> **Selected passage**
Search-Augmented Masked Diffusion Models for Constrained Generation
Discrete diffusion models generate sequences by iteratively denoising samples corrupted by categorical noise, offering an appealing alternative to autoregressive decoding for structured and symbolic generation. However, standard training targets a likelihood-based objective that primarily matches the data distribution and provides no native mechanism for enforcing hard constraints or optimizing non-differentiable properties at inference time. This work addresses this limitation and introduces Search-Augmented Masked Diffusion (SearchDiff), a training-free neurosymbolic inference framework that integrates informed search directly into the reverse denoising process. At each denoising step, the model predictions define a proposal set that is optimized under a user-specified property satisfaction, yielding a modified reverse transition that steers sampling toward probable and feasible solutions. Experiments in biological design and symbolic reasoning illustrate that SearchDiff substantially improves constraint satisfaction and property adherence, while consistently outperforming discrete diffusion and autoregressive baselines.
💡 Research Summary
The paper tackles a fundamental limitation of discrete diffusion models: while they excel at globally denoising sequences and capturing complex dependencies, their training objective is purely likelihood‑based and offers no native way to enforce hard constraints or optimize non‑differentiable properties during generation. Existing controllable diffusion approaches either require additional fine‑tuning, rely on gradient‑based guidance that assumes differentiable objectives, or introduce projection steps that can bias the distribution. Moreover, autoregressive search‑based methods suffer from left‑to‑right bias and error accumulation when constraints depend on the full sequence.

> **Exercise instructions**
Resume the summary of search-augmented masked diffusion for constrained generation from its last sentence. The material that comes next has no connection to the text on search-augmented masked diffusion.

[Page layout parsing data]

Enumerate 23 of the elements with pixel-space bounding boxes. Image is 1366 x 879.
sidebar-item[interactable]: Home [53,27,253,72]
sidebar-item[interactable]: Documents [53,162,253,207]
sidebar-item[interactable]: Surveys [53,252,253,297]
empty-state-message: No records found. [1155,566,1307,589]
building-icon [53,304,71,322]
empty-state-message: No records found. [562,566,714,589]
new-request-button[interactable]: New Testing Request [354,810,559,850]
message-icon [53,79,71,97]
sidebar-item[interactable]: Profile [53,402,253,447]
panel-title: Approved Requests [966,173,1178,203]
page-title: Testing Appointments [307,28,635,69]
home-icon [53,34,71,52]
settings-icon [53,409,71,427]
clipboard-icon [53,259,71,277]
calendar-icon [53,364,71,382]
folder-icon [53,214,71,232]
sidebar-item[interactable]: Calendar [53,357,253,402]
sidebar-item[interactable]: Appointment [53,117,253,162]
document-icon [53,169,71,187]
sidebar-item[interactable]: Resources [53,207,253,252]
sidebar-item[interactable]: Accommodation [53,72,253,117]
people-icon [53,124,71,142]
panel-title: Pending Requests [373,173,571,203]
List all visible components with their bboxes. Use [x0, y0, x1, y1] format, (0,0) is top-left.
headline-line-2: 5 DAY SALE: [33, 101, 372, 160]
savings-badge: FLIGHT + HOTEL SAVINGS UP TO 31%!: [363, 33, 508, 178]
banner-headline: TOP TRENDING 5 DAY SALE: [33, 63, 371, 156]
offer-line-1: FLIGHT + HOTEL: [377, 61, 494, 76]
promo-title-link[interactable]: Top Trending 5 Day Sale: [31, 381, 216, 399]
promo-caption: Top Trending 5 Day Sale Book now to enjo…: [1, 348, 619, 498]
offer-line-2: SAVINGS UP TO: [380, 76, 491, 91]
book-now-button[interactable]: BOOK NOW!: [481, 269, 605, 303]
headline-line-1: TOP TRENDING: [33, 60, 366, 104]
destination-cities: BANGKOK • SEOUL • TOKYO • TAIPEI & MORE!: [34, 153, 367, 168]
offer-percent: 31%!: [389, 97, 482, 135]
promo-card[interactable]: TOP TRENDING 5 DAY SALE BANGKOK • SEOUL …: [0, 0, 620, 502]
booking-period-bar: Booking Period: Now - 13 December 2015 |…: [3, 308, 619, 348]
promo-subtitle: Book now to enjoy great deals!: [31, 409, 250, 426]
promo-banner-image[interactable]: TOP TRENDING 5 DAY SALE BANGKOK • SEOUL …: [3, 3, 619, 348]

> **Response to the task**
To address these issues, the authors propose Search‑Augmented Masked Diffusion (SearchDiff), a training‑free inference framework that embeds a discrete search step into each reverse denoising iteration of a masked diffusion model. The algorithm proceeds as follows. Starting from the fully masked latent state x_T, the model iterates backward from t = T down to 1. At each step:
- Clean‑state proposal – The denoiser x_θ produces a per‑position categorical distribution \hat{x}^{0}_{(t)} over the vocabulary, interpreted as a proposal prior for the clean sequence.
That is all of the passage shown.